**Short problem**
Return the listing below unchanged, minus its pictures.

**Input rows**
===

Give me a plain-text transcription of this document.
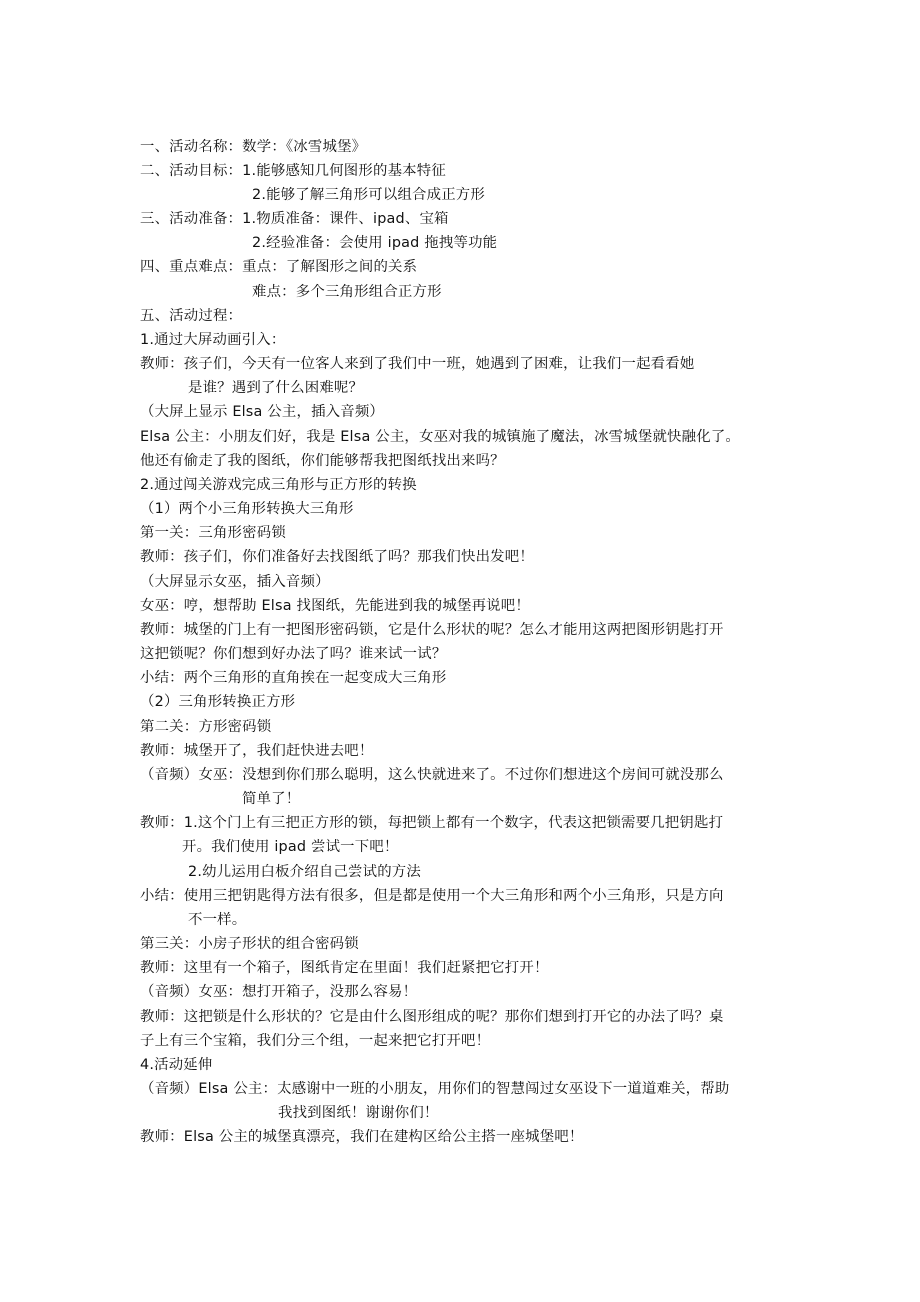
一、活动名称：数学：《冰雪城堡》
二、活动目标：1.能够感知几何图形的基本特征
2.能够了解三角形可以组合成正方形
三、活动准备：1.物质准备：课件、ipad、宝箱
2.经验准备：会使用 ipad 拖拽等功能
四、重点难点：重点：了解图形之间的关系
难点：多个三角形组合正方形
五、活动过程：
1.通过大屏动画引入：
教师：孩子们，今天有一位客人来到了我们中一班，她遇到了困难，让我们一起看看她
是谁？遇到了什么困难呢？
（大屏上显示 Elsa 公主，插入音频）
Elsa 公主：小朋友们好，我是 Elsa 公主，女巫对我的城镇施了魔法，冰雪城堡就快融化了。
他还有偷走了我的图纸，你们能够帮我把图纸找出来吗？
2.通过闯关游戏完成三角形与正方形的转换
（1）两个小三角形转换大三角形
第一关：三角形密码锁
教师：孩子们，你们准备好去找图纸了吗？那我们快出发吧！
（大屏显示女巫，插入音频）
女巫：哼，想帮助 Elsa 找图纸，先能进到我的城堡再说吧！
教师：城堡的门上有一把图形密码锁，它是什么形状的呢？怎么才能用这两把图形钥匙打开
这把锁呢？你们想到好办法了吗？谁来试一试？
小结：两个三角形的直角挨在一起变成大三角形
（2）三角形转换正方形
第二关：方形密码锁
教师：城堡开了，我们赶快进去吧！
（音频）女巫：没想到你们那么聪明，这么快就进来了。不过你们想进这个房间可就没那么
简单了！
教师：1.这个门上有三把正方形的锁，每把锁上都有一个数字，代表这把锁需要几把钥匙打
开。我们使用 ipad 尝试一下吧！
2.幼儿运用白板介绍自己尝试的方法
小结：使用三把钥匙得方法有很多，但是都是使用一个大三角形和两个小三角形，只是方向
不一样。
第三关：小房子形状的组合密码锁
教师：这里有一个箱子，图纸肯定在里面！我们赶紧把它打开！
（音频）女巫：想打开箱子，没那么容易！
教师：这把锁是什么形状的？它是由什么图形组成的呢？那你们想到打开它的办法了吗？桌
子上有三个宝箱，我们分三个组，一起来把它打开吧！
4.活动延伸
（音频）Elsa 公主：太感谢中一班的小朋友，用你们的智慧闯过女巫设下一道道难关，帮助
我找到图纸！谢谢你们！
教师：Elsa 公主的城堡真漂亮，我们在建构区给公主搭一座城堡吧！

===

**Answer to this exercise**
Give me a plain-text transcription of this document.
一、活动名称：数学：《冰雪城堡》
二、活动目标：1.能够感知几何图形的基本特征
2.能够了解三角形可以组合成正方形
三、活动准备：1.物质准备：课件、ipad、宝箱
2.经验准备：会使用 ipad 拖拽等功能
四、重点难点：重点：了解图形之间的关系
难点：多个三角形组合正方形
五、活动过程：
1.通过大屏动画引入：
教师：孩子们，今天有一位客人来到了我们中一班，她遇到了困难，让我们一起看看她
是谁？遇到了什么困难呢？
（大屏上显示 Elsa 公主，插入音频）
Elsa 公主：小朋友们好，我是 Elsa 公主，女巫对我的城镇施了魔法，冰雪城堡就快融化了。
他还有偷走了我的图纸，你们能够帮我把图纸找出来吗？
2.通过闯关游戏完成三角形与正方形的转换
（1）两个小三角形转换大三角形
第一关：三角形密码锁
教师：孩子们，你们准备好去找图纸了吗？那我们快出发吧！
（大屏显示女巫，插入音频）
女巫：哼，想帮助 Elsa 找图纸，先能进到我的城堡再说吧！
教师：城堡的门上有一把图形密码锁，它是什么形状的呢？怎么才能用这两把图形钥匙打开
这把锁呢？你们想到好办法了吗？谁来试一试？
小结：两个三角形的直角挨在一起变成大三角形
（2）三角形转换正方形
第二关：方形密码锁
教师：城堡开了，我们赶快进去吧！
（音频）女巫：没想到你们那么聪明，这么快就进来了。不过你们想进这个房间可就没那么
简单了！
教师：1.这个门上有三把正方形的锁，每把锁上都有一个数字，代表这把锁需要几把钥匙打
开。我们使用 ipad 尝试一下吧！
2.幼儿运用白板介绍自己尝试的方法
小结：使用三把钥匙得方法有很多，但是都是使用一个大三角形和两个小三角形，只是方向
不一样。
第三关：小房子形状的组合密码锁
教师：这里有一个箱子，图纸肯定在里面！我们赶紧把它打开！
（音频）女巫：想打开箱子，没那么容易！
教师：这把锁是什么形状的？它是由什么图形组成的呢？那你们想到打开它的办法了吗？桌
子上有三个宝箱，我们分三个组，一起来把它打开吧！
4.活动延伸
（音频）Elsa 公主：太感谢中一班的小朋友，用你们的智慧闯过女巫设下一道道难关，帮助
我找到图纸！谢谢你们！
教师：Elsa 公主的城堡真漂亮，我们在建构区给公主搭一座城堡吧！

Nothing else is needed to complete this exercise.